# Zu bearbeitende Aufgaben
1 – Prüfen Sie, ob die folgenden Aussagen mit dem Gesetzestext übereinstimmen, und belegen Sie jede Antwort mit „ja“ oder „nein“ sowie den entscheidenden Worten des Gesetzestextes in wörtlichem Zitat: (a) Die Unterlagen dürfen zur Aufklärung des Schicksals Vermisster verwendet werden. (b) Die Verwendung der Unterlagen ist ausschließlich öffentlichen Stellen gestattet. (c) Die Unterlagen dürfen in unbegrenztem Umfang verwendet werden.
2 – Geben Sie den Abschnitt des Gesetzestextes wieder, der bei den Worten „Unterlagen, soweit sie“ beginnt und nach „Zwecke verwendet werden.“ endet, und ersetzen Sie darin „Unterlagen“ durch „Dokumente“.

Absatz 3 Satz l bleibt unberührt.

§ 20
Verwendung von Unterlagen
die keine personenbezogenen Informationen
über Betroffene oder Dritte enthalten,
durch öffentliche und nicht-öffentliche Stellen

 

(1)
Unterlagen, soweit sie keine personenbezogenen Informationen über Betroffene oder Dritte enthalten, dürfen durch öffentliche und nicht-öffentliche Stellen in dem erforderlichen Umfang für folgende Zwecke verwendet werden.

1.
Rehabilitierung von Betroffenen, Vermissten und Verstorbenen, Wiedergutmachung, Leistungen nach dem Häftlingshilfegesetz,

2.
Schutz des Persönlichkeitsrecht,

3.
Aufklärung des Schicksals Vermisster und ungeklärter Todesfälle,

4.
Ruhen von Versorgungsleistungen nach dem Versorgungsruhensgesetz sowie Kürzung oder Aberkennung oder Ruhen von Leistungen, auf die das Versorgungsruhensgesetz entsprechende Anwendung findet,

5.

# Bereitgestelltes Material
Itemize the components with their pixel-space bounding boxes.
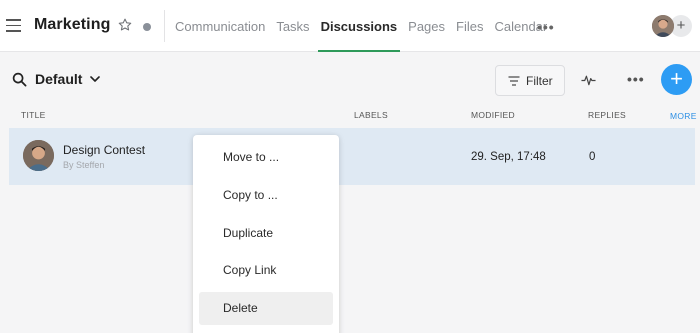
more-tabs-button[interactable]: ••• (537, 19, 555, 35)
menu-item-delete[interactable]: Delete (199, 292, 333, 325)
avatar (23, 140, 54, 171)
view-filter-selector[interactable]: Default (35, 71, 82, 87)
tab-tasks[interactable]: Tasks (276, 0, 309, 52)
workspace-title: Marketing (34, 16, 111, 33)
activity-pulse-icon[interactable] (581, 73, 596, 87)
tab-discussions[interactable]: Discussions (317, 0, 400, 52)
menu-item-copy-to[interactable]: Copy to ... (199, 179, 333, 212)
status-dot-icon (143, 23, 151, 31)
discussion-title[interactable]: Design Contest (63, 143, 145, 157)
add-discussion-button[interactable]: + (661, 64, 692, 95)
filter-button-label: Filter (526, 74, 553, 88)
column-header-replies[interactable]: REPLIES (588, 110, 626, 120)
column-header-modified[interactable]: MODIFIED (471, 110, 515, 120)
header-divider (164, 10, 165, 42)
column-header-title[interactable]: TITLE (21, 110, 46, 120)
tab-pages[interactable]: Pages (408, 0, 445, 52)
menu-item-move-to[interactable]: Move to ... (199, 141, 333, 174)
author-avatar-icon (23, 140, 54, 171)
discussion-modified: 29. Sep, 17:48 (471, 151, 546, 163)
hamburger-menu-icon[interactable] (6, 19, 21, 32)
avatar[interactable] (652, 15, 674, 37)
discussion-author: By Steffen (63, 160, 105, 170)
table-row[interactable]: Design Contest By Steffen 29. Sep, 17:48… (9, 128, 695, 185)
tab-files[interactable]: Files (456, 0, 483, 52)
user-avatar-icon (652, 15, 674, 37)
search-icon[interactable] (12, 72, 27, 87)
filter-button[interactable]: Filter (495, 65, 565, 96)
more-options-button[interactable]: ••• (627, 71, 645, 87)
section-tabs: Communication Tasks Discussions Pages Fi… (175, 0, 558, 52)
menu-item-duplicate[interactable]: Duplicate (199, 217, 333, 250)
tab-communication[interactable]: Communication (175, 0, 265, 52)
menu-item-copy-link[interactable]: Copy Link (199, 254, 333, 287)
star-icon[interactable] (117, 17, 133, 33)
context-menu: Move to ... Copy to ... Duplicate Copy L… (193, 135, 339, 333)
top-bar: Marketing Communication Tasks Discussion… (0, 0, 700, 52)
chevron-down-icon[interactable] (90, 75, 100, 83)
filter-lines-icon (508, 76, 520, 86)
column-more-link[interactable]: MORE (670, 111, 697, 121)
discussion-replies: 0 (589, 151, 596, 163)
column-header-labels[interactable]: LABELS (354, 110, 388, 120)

# Lösungsübersicht
1 –
(a) Ja: „Aufklärung des Schicksals Vermisster und ungeklärter Todesfälle“
(b) Nein: „durch öffentliche und nicht-öffentliche Stellen“
(c) Nein: „in dem erforderlichen Umfang“

2 –
Dokumente, soweit sie keine personenbezogenen Informationen über Betroffene oder Dritte enthalten, dürfen durch öffentliche und nicht-öffentliche Stellen in dem erforderlichen Umfang für folgende Zwecke verwendet werden.